§ Stated exercise:
Print the line containing "Serialize everything readable" and each line after it through the end, please, with nothing added.

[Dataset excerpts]
────────────────────
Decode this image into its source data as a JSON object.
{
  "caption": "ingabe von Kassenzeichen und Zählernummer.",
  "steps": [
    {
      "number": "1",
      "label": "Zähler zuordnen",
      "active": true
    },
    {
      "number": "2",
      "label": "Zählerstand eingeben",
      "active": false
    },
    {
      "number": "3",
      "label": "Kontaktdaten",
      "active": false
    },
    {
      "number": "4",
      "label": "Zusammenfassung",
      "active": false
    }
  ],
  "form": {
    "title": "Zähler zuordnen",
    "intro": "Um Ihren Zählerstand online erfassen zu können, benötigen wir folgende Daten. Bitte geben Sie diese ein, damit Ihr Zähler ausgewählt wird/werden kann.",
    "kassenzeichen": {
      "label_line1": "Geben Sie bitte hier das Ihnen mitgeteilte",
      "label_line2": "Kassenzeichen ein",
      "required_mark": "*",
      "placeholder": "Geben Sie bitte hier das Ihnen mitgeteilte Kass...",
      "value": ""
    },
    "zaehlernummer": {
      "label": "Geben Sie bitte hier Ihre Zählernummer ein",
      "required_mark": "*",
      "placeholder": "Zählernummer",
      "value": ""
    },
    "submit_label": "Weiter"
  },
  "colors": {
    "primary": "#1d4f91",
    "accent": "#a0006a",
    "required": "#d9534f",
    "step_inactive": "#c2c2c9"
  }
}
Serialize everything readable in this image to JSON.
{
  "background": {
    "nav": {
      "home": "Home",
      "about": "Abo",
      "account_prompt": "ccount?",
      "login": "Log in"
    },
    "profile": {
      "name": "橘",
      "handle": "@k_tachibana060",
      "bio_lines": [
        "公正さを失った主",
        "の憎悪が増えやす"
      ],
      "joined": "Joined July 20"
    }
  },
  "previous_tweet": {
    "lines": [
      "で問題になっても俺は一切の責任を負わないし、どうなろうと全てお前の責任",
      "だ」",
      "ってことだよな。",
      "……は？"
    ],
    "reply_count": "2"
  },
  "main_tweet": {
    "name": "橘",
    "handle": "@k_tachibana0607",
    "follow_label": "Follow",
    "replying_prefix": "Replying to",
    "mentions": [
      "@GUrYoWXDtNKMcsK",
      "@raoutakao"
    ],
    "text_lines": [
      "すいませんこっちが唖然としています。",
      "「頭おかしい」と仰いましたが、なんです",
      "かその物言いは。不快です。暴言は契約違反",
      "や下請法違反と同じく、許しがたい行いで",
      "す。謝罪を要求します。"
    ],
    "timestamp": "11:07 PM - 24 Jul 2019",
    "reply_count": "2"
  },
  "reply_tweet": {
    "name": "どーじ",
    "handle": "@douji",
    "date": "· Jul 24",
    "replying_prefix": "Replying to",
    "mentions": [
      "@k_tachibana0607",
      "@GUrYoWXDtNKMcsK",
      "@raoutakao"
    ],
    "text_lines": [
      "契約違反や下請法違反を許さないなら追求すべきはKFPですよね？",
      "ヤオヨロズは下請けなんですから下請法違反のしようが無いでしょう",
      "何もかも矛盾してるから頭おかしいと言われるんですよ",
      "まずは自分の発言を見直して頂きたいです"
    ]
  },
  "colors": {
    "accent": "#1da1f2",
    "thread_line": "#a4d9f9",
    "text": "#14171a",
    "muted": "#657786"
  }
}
────────────────────
§ Finished task:
Serialize everything readable in this image to JSON.
{
  "background": {
    "nav": {
      "home": "Home",
      "about": "Abo",
      "account_prompt": "ccount?",
      "login": "Log in"
    },
    "profile": {
      "name": "橘",
      "handle": "@k_tachibana060",
      "bio_lines": [
        "公正さを失った主",
        "の憎悪が増えやす"
      ],
      "joined": "Joined July 20"
    }
  },
  "previous_tweet": {
    "lines": [
      "で問題になっても俺は一切の責任を負わないし、どうなろうと全てお前の責任",
      "だ」",
      "ってことだよな。",
      "……は？"
    ],
    "reply_count": "2"
  },
  "main_tweet": {
    "name": "橘",
    "handle": "@k_tachibana0607",
    "follow_label": "Follow",
    "replying_prefix": "Replying to",
    "mentions": [
      "@GUrYoWXDtNKMcsK",
      "@raoutakao"
    ],
    "text_lines": [
      "すいませんこっちが唖然としています。",
      "「頭おかしい」と仰いましたが、なんです",
      "かその物言いは。不快です。暴言は契約違反",
      "や下請法違反と同じく、許しがたい行いで",
      "す。謝罪を要求します。"
    ],
    "timestamp": "11:07 PM - 24 Jul 2019",
    "reply_count": "2"
  },
  "reply_tweet": {
    "name": "どーじ",
    "handle": "@douji",
    "date": "· Jul 24",
    "replying_prefix": "Replying to",
    "mentions": [
      "@k_tachibana0607",
      "@GUrYoWXDtNKMcsK",
      "@raoutakao"
    ],
    "text_lines": [
      "契約違反や下請法違反を許さないなら追求すべきはKFPですよね？",
      "ヤオヨロズは下請けなんですから下請法違反のしようが無いでしょう",
      "何もかも矛盾してるから頭おかしいと言われるんですよ",
      "まずは自分の発言を見直して頂きたいです"
    ]
  },
  "colors": {
    "accent": "#1da1f2",
    "thread_line": "#a4d9f9",
    "text": "#14171a",
    "muted": "#657786"
  }
}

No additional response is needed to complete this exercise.